# start of Extract provided

Surviving on an Actor’s Budget: A Short Guide
Starving artists—it’s a stereotype that gets thrown around a lot, but now that you’re here, we know you know by now that there’s some truth to it. The sporadic nature of the work, the competition, and the constant uncertainty of booking a role make starting out an acting career definitely challenging. Even actors who make great money for each project know that some dry spells bound to be expected in between jobs. Going to bed thinking that days of zero earnings are always just one closing notice or contract end away is enough to induce perpetual anxiety. So how does one get by on an actor’s budget? Will you make it till you first big break?
Here’s a guide to survival on an actor’s budget.
How Do You Survive on an Actor’s Budget?
Wants versus needs
This sounds obvious to any adult, but many of us choose to forget it on a date or upon finding out that our coveted pair of shoes is on sale. Let’s state the obvious to define what your needs are: housing, food, utilities, transportation, internet, cell phone, and sometimes classes or workshops. These are the things that you need to live and maintain an acting career. Loans and debts owed should also be counted in the category of needs because not paying them actually costs more money in the long run. Wants, on the other hand, are just about everything else: clothes, travels, buffets, drinks, leisure activities, Starbucks, and movie tickets.

# end of Extract provided
# start of Material provided

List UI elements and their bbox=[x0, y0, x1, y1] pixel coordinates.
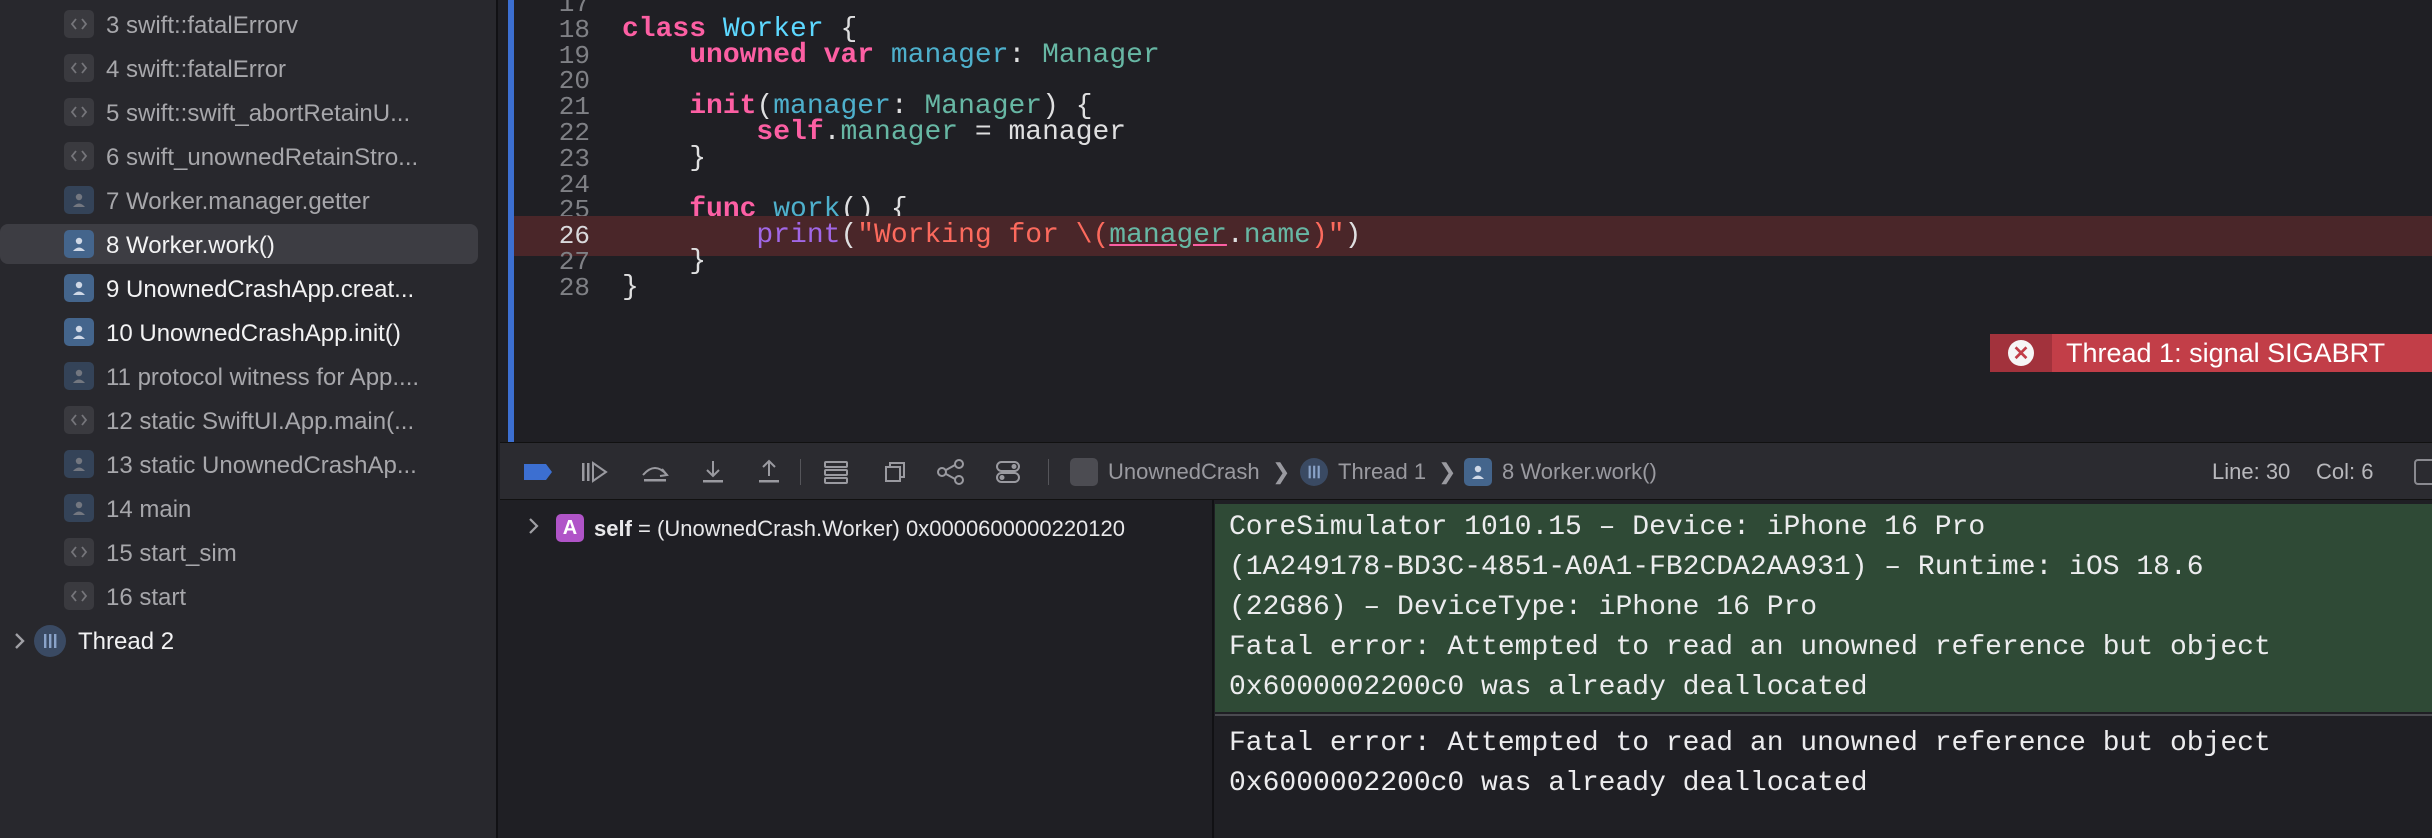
stack-frame-label: 9 UnownedCrashApp.creat... bbox=[106, 276, 415, 303]
stack-frame-row[interactable]: 15 start_sim bbox=[0, 532, 478, 572]
variable-value: = (UnownedCrash.Worker) 0x00006000002201… bbox=[631, 516, 1125, 541]
line-indicator: Line: 30 bbox=[2212, 459, 2291, 484]
stack-frame-row[interactable]: 4 swift::fatalError bbox=[0, 48, 478, 88]
system-frame-icon bbox=[64, 10, 94, 38]
stack-frame-row[interactable]: 3 swift::fatalErrorv bbox=[0, 4, 478, 44]
system-frame-icon bbox=[64, 98, 94, 126]
error-annotation[interactable]: ✕ Thread 1: signal SIGABRT bbox=[1990, 334, 2432, 372]
system-frame-icon bbox=[64, 142, 94, 170]
stack-frame-row[interactable]: 16 start bbox=[0, 576, 478, 616]
breakpoints-toggle-icon[interactable] bbox=[522, 457, 554, 487]
environment-overrides-icon[interactable] bbox=[994, 457, 1022, 487]
line-number: 28 bbox=[558, 272, 590, 303]
user-frame-icon bbox=[64, 186, 94, 214]
console-block: Fatal error: Attempted to read an unowne… bbox=[1215, 722, 2432, 804]
system-frame-icon bbox=[64, 54, 94, 82]
source-editor[interactable]: 17 18 class Worker {19 unowned var manager… bbox=[500, 0, 2432, 442]
system-frame-icon bbox=[64, 582, 94, 610]
debug-memory-graph-icon[interactable] bbox=[882, 457, 910, 487]
step-out-icon[interactable] bbox=[756, 457, 782, 487]
stack-frame-label: 15 start_sim bbox=[106, 540, 237, 567]
user-frame-icon bbox=[64, 318, 94, 346]
stack-frame-label: 12 static SwiftUI.App.main(... bbox=[106, 408, 415, 435]
thread-2-label: Thread 2 bbox=[78, 628, 175, 655]
panel-toggle-icon[interactable] bbox=[2414, 459, 2432, 485]
stack-frame-label: 14 main bbox=[106, 496, 192, 523]
console-highlighted-block: CoreSimulator 1010.15 – Device: iPhone 1… bbox=[1215, 504, 2432, 712]
user-frame-icon bbox=[1464, 458, 1492, 486]
debug-bar: UnownedCrash ❯ Thread 1 ❯ 8 Worker.work(… bbox=[500, 442, 2432, 500]
console-output[interactable]: CoreSimulator 1010.15 – Device: iPhone 1… bbox=[1215, 500, 2432, 838]
system-frame-icon bbox=[64, 406, 94, 434]
breadcrumb-project[interactable]: UnownedCrash bbox=[1070, 457, 1260, 487]
stack-frame-label: 5 swift::swift_abortRetainU... bbox=[106, 100, 411, 127]
console-separator bbox=[1215, 714, 2432, 716]
stack-frame-row[interactable]: 6 swift_unownedRetainStro... bbox=[0, 136, 478, 176]
console-line: (22G86) – DeviceType: iPhone 16 Pro bbox=[1229, 592, 1818, 623]
console-line: CoreSimulator 1010.15 – Device: iPhone 1… bbox=[1229, 512, 1986, 543]
variable-kind-badge: A bbox=[556, 514, 584, 542]
variables-view[interactable]: A self = (UnownedCrash.Worker) 0x0000600… bbox=[500, 500, 1214, 838]
stack-frame-label: 4 swift::fatalError bbox=[106, 56, 287, 83]
step-into-icon[interactable] bbox=[700, 457, 726, 487]
breadcrumb-separator-icon: ❯ bbox=[1438, 459, 1457, 484]
user-frame-icon bbox=[64, 230, 94, 258]
stack-frame-row[interactable]: 13 static UnownedCrashAp... bbox=[0, 444, 478, 484]
user-frame-icon bbox=[64, 362, 94, 390]
stack-frame-row[interactable]: 7 Worker.manager.getter bbox=[0, 180, 478, 220]
stack-frame-row[interactable]: 12 static SwiftUI.App.main(... bbox=[0, 400, 478, 440]
column-indicator: Col: 6 bbox=[2316, 459, 2374, 484]
error-message: Thread 1: signal SIGABRT bbox=[2066, 337, 2386, 368]
console-line: 0x6000002200c0 was already deallocated bbox=[1229, 768, 1868, 799]
console-line: Fatal error: Attempted to read an unowne… bbox=[1229, 632, 2271, 663]
thread-icon bbox=[1300, 458, 1328, 486]
stack-frame-row[interactable]: 10 UnownedCrashApp.init() bbox=[0, 312, 478, 352]
continue-icon[interactable] bbox=[580, 457, 610, 487]
error-x-icon: ✕ bbox=[2008, 340, 2034, 366]
console-line: (1A249178-BD3C-4851-A0A1-FB2CDA2AA931) –… bbox=[1229, 552, 2204, 583]
breadcrumb-separator-icon: ❯ bbox=[1272, 459, 1291, 484]
stack-frame-label: 3 swift::fatalErrorv bbox=[106, 12, 299, 39]
code-token: } bbox=[622, 271, 639, 303]
variable-name: self bbox=[594, 516, 632, 541]
variable-row[interactable]: A self = (UnownedCrash.Worker) 0x0000600… bbox=[500, 512, 1200, 544]
console-line: 0x6000002200c0 was already deallocated bbox=[1229, 672, 1868, 703]
debug-view-hierarchy-icon[interactable] bbox=[822, 457, 850, 487]
stack-frame-label: 7 Worker.manager.getter bbox=[106, 188, 370, 215]
stack-frame-row[interactable]: 11 protocol witness for App.... bbox=[0, 356, 478, 396]
error-badge: ✕ bbox=[1990, 334, 2052, 372]
thread-2-row[interactable]: Thread 2 bbox=[0, 620, 478, 660]
memory-graph-nodes-icon[interactable] bbox=[936, 457, 966, 487]
breadcrumb-frame[interactable]: 8 Worker.work() bbox=[1464, 457, 1657, 487]
stack-frame-label: 16 start bbox=[106, 584, 187, 611]
stack-frame-row[interactable]: 9 UnownedCrashApp.creat... bbox=[0, 268, 478, 308]
step-over-icon[interactable] bbox=[640, 457, 670, 487]
breadcrumb-thread[interactable]: Thread 1 bbox=[1300, 457, 1426, 487]
disclosure-chevron-icon[interactable] bbox=[10, 630, 30, 650]
debug-navigator: 3 swift::fatalErrorv4 swift::fatalError5… bbox=[0, 0, 498, 838]
expand-chevron-icon[interactable] bbox=[526, 516, 542, 542]
user-frame-icon bbox=[64, 450, 94, 478]
stack-frame-label: 13 static UnownedCrashAp... bbox=[106, 452, 417, 479]
stack-frame-label: 6 swift_unownedRetainStro... bbox=[106, 144, 419, 171]
stack-frame-label: 11 protocol witness for App.... bbox=[106, 364, 420, 391]
stack-frame-row[interactable]: 5 swift::swift_abortRetainU... bbox=[0, 92, 478, 132]
user-frame-icon bbox=[64, 274, 94, 302]
app-icon bbox=[1070, 458, 1098, 486]
code-line[interactable]: 28} bbox=[514, 268, 2432, 308]
toolbar-divider bbox=[800, 459, 801, 485]
code-text: } bbox=[622, 268, 639, 308]
thread-icon bbox=[34, 625, 66, 657]
console-line: Fatal error: Attempted to read an unowne… bbox=[1229, 728, 2271, 759]
stack-frame-row[interactable]: 14 main bbox=[0, 488, 478, 528]
user-frame-icon bbox=[64, 494, 94, 522]
stack-frame-label: 8 Worker.work() bbox=[106, 232, 275, 259]
toolbar-divider bbox=[1048, 459, 1049, 485]
system-frame-icon bbox=[64, 538, 94, 566]
stack-frame-row[interactable]: 8 Worker.work() bbox=[0, 224, 478, 264]
stack-frame-label: 10 UnownedCrashApp.init() bbox=[106, 320, 401, 347]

# end of Material provided

Instructions to follow
Why does the actor's budget guide count loans and debts owed as needs?

Finished exercise
Because not paying them actually costs more money in the long run.